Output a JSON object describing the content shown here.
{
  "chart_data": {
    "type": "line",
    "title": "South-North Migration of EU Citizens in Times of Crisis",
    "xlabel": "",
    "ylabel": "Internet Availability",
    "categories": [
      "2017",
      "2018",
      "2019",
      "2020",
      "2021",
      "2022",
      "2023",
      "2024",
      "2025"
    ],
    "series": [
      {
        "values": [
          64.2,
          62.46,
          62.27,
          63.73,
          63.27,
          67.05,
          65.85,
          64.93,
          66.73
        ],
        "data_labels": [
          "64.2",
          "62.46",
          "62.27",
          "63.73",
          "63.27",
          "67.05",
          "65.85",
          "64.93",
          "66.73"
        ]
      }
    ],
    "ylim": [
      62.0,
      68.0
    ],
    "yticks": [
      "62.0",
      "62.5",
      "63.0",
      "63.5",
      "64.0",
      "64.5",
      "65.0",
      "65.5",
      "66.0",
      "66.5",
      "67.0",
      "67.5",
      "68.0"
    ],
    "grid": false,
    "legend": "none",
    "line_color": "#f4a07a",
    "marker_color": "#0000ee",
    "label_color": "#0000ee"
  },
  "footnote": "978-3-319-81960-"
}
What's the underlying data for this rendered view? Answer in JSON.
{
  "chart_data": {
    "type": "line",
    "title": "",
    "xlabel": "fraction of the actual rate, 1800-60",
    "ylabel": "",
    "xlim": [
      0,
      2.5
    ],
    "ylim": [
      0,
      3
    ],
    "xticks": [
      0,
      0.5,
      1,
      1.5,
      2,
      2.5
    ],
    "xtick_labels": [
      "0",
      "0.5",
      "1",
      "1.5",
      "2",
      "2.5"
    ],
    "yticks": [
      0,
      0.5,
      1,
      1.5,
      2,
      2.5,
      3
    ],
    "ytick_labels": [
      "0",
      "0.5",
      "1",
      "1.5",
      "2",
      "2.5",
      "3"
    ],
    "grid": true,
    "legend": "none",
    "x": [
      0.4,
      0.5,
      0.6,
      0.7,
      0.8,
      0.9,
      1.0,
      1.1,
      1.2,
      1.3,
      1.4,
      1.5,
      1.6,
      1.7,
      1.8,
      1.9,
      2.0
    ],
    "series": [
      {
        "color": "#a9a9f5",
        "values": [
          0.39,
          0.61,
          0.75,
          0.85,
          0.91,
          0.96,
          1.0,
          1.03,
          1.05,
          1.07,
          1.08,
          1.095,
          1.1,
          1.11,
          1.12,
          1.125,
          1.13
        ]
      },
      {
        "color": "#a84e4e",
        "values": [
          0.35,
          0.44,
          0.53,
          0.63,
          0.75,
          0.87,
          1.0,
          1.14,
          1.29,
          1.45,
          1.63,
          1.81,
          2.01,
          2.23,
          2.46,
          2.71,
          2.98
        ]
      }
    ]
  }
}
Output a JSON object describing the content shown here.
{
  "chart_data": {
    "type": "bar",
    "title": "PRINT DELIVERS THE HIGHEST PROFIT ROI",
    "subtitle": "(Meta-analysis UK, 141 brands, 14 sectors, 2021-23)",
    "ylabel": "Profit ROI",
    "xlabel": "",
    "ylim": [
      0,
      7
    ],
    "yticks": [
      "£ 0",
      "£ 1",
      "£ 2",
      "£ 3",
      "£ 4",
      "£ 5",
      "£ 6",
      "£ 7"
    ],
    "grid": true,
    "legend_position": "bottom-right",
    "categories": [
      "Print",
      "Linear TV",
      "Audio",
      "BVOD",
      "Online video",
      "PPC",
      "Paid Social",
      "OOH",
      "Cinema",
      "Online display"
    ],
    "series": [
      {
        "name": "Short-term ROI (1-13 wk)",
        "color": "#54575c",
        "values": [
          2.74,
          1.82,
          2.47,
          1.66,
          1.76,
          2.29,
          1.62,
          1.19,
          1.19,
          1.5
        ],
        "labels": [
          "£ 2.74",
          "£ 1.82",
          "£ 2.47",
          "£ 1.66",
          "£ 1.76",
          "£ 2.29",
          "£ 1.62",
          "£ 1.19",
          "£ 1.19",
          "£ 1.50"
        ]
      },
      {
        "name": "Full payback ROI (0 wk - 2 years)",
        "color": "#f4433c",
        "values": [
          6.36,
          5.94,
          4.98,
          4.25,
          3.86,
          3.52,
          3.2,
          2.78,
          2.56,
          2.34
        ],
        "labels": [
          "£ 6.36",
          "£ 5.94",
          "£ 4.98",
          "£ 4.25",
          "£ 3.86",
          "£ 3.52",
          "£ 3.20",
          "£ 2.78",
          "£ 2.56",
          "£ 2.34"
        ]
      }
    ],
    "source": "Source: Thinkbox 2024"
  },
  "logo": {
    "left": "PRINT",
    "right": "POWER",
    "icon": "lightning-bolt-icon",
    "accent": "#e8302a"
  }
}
____________________
What you need to do
Each record must be returned exactly as it is written.

Exercise answer
Output a JSON object describing the content shown here.
{
  "chart_data": {
    "type": "line",
    "title": "South-North Migration of EU Citizens in Times of Crisis",
    "xlabel": "",
    "ylabel": "Internet Availability",
    "categories": [
      "2017",
      "2018",
      "2019",
      "2020",
      "2021",
      "2022",
      "2023",
      "2024",
      "2025"
    ],
    "series": [
      {
        "values": [
          64.2,
          62.46,
          62.27,
          63.73,
          63.27,
          67.05,
          65.85,
          64.93,
          66.73
        ],
        "data_labels": [
          "64.2",
          "62.46",
          "62.27",
          "63.73",
          "63.27",
          "67.05",
          "65.85",
          "64.93",
          "66.73"
        ]
      }
    ],
    "ylim": [
      62.0,
      68.0
    ],
    "yticks": [
      "62.0",
      "62.5",
      "63.0",
      "63.5",
      "64.0",
      "64.5",
      "65.0",
      "65.5",
      "66.0",
      "66.5",
      "67.0",
      "67.5",
      "68.0"
    ],
    "grid": false,
    "legend": "none",
    "line_color": "#f4a07a",
    "marker_color": "#0000ee",
    "label_color": "#0000ee"
  },
  "footnote": "978-3-319-81960-"
}
What's the underlying data for this rendered view? Answer in JSON.
{
  "chart_data": {
    "type": "line",
    "title": "",
    "xlabel": "fraction of the actual rate, 1800-60",
    "ylabel": "",
    "xlim": [
      0,
      2.5
    ],
    "ylim": [
      0,
      3
    ],
    "xticks": [
      0,
      0.5,
      1,
      1.5,
      2,
      2.5
    ],
    "xtick_labels": [
      "0",
      "0.5",
      "1",
      "1.5",
      "2",
      "2.5"
    ],
    "yticks": [
      0,
      0.5,
      1,
      1.5,
      2,
      2.5,
      3
    ],
    "ytick_labels": [
      "0",
      "0.5",
      "1",
      "1.5",
      "2",
      "2.5",
      "3"
    ],
    "grid": true,
    "legend": "none",
    "x": [
      0.4,
      0.5,
      0.6,
      0.7,
      0.8,
      0.9,
      1.0,
      1.1,
      1.2,
      1.3,
      1.4,
      1.5,
      1.6,
      1.7,
      1.8,
      1.9,
      2.0
    ],
    "series": [
      {
        "color": "#a9a9f5",
        "values": [
          0.39,
          0.61,
          0.75,
          0.85,
          0.91,
          0.96,
          1.0,
          1.03,
          1.05,
          1.07,
          1.08,
          1.095,
          1.1,
          1.11,
          1.12,
          1.125,
          1.13
        ]
      },
      {
        "color": "#a84e4e",
        "values": [
          0.35,
          0.44,
          0.53,
          0.63,
          0.75,
          0.87,
          1.0,
          1.14,
          1.29,
          1.45,
          1.63,
          1.81,
          2.01,
          2.23,
          2.46,
          2.71,
          2.98
        ]
      }
    ]
  }
}
Output a JSON object describing the content shown here.
{
  "chart_data": {
    "type": "bar",
    "title": "PRINT DELIVERS THE HIGHEST PROFIT ROI",
    "subtitle": "(Meta-analysis UK, 141 brands, 14 sectors, 2021-23)",
    "ylabel": "Profit ROI",
    "xlabel": "",
    "ylim": [
      0,
      7
    ],
    "yticks": [
      "£ 0",
      "£ 1",
      "£ 2",
      "£ 3",
      "£ 4",
      "£ 5",
      "£ 6",
      "£ 7"
    ],
    "grid": true,
    "legend_position": "bottom-right",
    "categories": [
      "Print",
      "Linear TV",
      "Audio",
      "BVOD",
      "Online video",
      "PPC",
      "Paid Social",
      "OOH",
      "Cinema",
      "Online display"
    ],
    "series": [
      {
        "name": "Short-term ROI (1-13 wk)",
        "color": "#54575c",
        "values": [
          2.74,
          1.82,
          2.47,
          1.66,
          1.76,
          2.29,
          1.62,
          1.19,
          1.19,
          1.5
        ],
        "labels": [
          "£ 2.74",
          "£ 1.82",
          "£ 2.47",
          "£ 1.66",
          "£ 1.76",
          "£ 2.29",
          "£ 1.62",
          "£ 1.19",
          "£ 1.19",
          "£ 1.50"
        ]
      },
      {
        "name": "Full payback ROI (0 wk - 2 years)",
        "color": "#f4433c",
        "values": [
          6.36,
          5.94,
          4.98,
          4.25,
          3.86,
          3.52,
          3.2,
          2.78,
          2.56,
          2.34
        ],
        "labels": [
          "£ 6.36",
          "£ 5.94",
          "£ 4.98",
          "£ 4.25",
          "£ 3.86",
          "£ 3.52",
          "£ 3.20",
          "£ 2.78",
          "£ 2.56",
          "£ 2.34"
        ]
      }
    ],
    "source": "Source: Thinkbox 2024"
  },
  "logo": {
    "left": "PRINT",
    "right": "POWER",
    "icon": "lightning-bolt-icon",
    "accent": "#e8302a"
  }
}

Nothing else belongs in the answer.